(Document passage)
What is the Capacitance of a Multi Plate Capacitor?

[Callum10]

Hi,

The problem is as follows:

There's a multi plate capacitor, with plates of side L, equidistant from each other, but the plates get increasingly longer as a function of horizontal distance from the first plate, starting at height A, and finishing at height B.

In other words, the first plate at x=0 has height A, and the last plate at x=B-A has height B. There are a large number of plates in this configuration. We are asked to show the capacitance of this is (ε0 L) / ln(B/A) where ε0 is epsilon naught. Has anyone got any ideas how to even start this off?

I've attached the question because my explanation of it is really bad!

Any help is much appreciated,

thanks

 

[Isterix]

Here's thought: The first capacitor is of length A (you neglect the extra height of the second plate), the second capacitor is the length of the second plate and soo own.
You calculate the general function for a capacitor with length d (a<d<b) and then integrate!
I think... :)

 

[Callum10]

but what's the length of the second plate?

 

[Isterix]

the length of a plate at distance d from the first plate is c1*d (where c1 is a constant)
and you know that c=(ε0*S)/l
s= surface area of the plates
l=the distence between two plates
and you can consider all the capacitors are connected in sequece (one after another - I really don't know the terminology as well as I should)

(Record excerpts)
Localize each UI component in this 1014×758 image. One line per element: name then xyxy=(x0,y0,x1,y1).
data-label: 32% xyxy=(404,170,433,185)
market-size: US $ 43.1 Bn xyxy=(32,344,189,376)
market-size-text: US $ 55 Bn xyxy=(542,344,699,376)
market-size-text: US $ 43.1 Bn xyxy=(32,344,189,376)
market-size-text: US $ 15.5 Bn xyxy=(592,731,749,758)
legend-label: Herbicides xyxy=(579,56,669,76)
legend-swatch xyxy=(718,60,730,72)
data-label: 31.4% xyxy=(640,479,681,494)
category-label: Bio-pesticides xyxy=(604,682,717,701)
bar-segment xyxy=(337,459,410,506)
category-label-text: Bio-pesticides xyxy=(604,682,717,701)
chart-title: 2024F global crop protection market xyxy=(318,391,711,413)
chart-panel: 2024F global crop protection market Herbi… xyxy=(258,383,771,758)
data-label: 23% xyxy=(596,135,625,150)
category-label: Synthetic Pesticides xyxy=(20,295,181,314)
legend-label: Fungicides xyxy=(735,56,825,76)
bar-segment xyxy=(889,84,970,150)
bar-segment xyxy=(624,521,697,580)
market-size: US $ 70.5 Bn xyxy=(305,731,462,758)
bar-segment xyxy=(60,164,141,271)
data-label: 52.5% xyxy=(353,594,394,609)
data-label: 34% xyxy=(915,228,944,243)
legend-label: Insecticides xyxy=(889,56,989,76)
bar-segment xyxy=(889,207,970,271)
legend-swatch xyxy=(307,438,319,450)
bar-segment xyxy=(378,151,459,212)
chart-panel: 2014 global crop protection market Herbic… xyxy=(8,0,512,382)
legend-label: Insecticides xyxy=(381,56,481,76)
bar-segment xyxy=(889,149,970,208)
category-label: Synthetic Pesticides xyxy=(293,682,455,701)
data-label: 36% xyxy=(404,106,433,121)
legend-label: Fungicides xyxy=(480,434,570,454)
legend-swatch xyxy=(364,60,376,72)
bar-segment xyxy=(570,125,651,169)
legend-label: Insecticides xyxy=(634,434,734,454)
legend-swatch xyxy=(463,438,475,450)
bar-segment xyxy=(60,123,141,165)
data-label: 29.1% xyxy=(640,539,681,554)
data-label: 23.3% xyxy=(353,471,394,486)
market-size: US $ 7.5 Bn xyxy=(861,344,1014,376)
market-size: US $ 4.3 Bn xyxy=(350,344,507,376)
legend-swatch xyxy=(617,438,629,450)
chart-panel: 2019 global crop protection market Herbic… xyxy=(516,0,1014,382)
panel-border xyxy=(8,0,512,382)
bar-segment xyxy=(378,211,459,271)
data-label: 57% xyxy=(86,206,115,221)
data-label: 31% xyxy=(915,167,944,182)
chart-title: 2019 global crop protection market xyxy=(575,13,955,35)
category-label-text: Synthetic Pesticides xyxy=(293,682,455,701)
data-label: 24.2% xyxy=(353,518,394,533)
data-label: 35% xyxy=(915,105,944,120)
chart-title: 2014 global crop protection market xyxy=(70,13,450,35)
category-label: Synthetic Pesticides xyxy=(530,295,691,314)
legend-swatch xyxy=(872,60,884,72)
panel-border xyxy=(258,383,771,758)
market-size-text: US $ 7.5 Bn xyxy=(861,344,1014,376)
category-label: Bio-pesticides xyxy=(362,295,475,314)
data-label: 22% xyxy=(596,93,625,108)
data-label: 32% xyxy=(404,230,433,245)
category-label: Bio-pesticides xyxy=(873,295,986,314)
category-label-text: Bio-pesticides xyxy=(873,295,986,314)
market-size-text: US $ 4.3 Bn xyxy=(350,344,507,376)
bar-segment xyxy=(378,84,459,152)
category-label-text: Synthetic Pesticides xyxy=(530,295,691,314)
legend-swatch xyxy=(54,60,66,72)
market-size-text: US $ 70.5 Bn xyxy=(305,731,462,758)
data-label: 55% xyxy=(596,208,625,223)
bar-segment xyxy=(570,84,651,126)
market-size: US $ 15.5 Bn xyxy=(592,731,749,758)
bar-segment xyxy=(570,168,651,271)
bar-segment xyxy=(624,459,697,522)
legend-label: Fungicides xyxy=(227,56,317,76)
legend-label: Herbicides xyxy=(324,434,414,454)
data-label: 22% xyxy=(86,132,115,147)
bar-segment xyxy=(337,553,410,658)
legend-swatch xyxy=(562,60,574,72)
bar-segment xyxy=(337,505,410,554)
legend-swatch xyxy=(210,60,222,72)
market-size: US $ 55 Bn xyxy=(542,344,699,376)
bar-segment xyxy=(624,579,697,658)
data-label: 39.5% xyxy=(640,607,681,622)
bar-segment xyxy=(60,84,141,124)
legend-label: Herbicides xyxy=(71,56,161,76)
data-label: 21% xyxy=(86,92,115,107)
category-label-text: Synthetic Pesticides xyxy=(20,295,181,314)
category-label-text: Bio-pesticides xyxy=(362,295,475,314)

(What this task involves) Repeat word for word the passage of the multi plate capacitor thread from "There's a multi" up to and including "start this off?".

(Answer in full)
There's a multi plate capacitor, with plates of side L, equidistant from each other, but the plates get increasingly longer as a function of horizontal distance from the first plate, starting at height A, and finishing at height B.

In other words, the first plate at x=0 has height A, and the last plate at x=B-A has height B. There are a large number of plates in this configuration. We are asked to show the capacitance of this is (ε0 L) / ln(B/A) where ε0 is epsilon naught. Has anyone got any ideas how to even start this off?